◆ **Problem statement**:
Look through the material below. Copy each line that contains the string "data".

◆ **Record list**:
* Begin *
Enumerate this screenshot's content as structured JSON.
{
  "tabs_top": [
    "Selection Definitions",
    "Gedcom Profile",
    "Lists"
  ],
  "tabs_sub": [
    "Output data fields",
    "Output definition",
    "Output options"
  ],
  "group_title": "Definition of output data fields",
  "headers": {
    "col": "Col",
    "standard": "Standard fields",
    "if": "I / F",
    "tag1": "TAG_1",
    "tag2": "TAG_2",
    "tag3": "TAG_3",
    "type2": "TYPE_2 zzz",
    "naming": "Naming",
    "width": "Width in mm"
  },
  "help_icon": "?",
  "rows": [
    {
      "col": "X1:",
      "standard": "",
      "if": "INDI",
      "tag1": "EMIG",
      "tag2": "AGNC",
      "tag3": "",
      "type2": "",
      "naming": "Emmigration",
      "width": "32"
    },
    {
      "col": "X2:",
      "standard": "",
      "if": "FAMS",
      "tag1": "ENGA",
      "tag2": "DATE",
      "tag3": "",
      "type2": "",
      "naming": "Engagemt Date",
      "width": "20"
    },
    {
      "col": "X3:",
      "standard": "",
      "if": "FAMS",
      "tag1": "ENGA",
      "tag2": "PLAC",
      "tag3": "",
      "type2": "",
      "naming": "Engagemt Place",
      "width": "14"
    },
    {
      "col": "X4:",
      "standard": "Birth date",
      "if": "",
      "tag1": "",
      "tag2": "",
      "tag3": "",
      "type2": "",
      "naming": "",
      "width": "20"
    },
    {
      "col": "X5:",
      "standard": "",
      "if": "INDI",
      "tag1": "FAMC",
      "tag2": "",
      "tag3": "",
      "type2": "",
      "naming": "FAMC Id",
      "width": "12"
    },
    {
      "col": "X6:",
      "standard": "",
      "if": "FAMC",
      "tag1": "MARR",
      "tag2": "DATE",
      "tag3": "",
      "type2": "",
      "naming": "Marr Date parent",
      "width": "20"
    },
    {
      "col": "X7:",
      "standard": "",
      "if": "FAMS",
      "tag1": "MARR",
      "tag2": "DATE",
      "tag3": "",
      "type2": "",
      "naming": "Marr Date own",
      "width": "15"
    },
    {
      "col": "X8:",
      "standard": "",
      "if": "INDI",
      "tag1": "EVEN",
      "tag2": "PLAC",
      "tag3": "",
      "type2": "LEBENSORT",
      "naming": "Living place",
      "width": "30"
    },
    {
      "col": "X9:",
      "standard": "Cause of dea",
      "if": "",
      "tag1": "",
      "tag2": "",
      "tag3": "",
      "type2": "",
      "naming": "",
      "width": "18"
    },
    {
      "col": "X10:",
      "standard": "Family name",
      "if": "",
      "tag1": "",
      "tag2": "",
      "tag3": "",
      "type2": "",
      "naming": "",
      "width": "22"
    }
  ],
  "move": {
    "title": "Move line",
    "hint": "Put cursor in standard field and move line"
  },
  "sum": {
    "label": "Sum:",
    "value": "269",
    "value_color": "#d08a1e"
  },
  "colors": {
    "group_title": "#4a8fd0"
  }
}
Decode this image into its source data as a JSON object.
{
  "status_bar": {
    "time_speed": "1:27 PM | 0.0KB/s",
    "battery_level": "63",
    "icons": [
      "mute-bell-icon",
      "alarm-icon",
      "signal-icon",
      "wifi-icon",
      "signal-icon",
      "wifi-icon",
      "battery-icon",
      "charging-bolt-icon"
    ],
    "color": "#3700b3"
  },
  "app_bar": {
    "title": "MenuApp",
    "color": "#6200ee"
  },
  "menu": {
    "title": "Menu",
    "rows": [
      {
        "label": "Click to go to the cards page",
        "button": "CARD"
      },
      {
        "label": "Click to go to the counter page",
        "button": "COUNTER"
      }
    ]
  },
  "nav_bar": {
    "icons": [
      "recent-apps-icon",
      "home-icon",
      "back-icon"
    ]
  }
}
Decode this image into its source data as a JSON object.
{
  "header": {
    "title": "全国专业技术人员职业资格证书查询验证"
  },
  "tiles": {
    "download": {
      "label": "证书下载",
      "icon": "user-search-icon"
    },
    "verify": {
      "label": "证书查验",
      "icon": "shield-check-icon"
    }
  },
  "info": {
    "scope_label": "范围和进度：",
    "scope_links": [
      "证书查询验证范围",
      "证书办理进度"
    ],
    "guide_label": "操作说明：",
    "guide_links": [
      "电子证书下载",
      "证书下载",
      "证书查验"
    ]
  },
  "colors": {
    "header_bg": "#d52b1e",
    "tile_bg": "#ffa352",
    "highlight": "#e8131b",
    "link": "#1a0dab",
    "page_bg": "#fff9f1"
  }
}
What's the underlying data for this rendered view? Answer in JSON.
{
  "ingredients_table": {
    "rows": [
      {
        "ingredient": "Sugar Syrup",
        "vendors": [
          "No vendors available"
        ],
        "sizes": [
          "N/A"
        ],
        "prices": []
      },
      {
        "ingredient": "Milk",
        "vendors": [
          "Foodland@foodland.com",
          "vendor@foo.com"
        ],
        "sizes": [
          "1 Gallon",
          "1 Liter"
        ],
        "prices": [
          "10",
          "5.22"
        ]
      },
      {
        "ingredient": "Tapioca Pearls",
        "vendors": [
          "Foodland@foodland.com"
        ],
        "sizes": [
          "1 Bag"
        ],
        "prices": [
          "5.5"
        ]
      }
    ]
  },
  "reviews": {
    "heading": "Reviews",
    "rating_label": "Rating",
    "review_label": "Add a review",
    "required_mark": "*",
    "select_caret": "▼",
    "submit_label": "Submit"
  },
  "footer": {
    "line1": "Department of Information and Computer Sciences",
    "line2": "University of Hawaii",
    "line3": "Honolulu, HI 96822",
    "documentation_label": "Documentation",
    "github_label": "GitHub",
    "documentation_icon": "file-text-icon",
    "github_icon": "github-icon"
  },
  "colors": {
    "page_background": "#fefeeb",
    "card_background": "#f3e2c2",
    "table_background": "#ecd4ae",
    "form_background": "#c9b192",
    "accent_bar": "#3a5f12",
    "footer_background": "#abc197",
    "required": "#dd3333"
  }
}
* End *
◆ **Response to this task**:
    "Output data fields",
  "group_title": "Definition of output data fields",
Decode this image into its source data as a JSON object.
Decode this image into its source data as a JSON object.
What's the underlying data for this rendered view? Answer in JSON.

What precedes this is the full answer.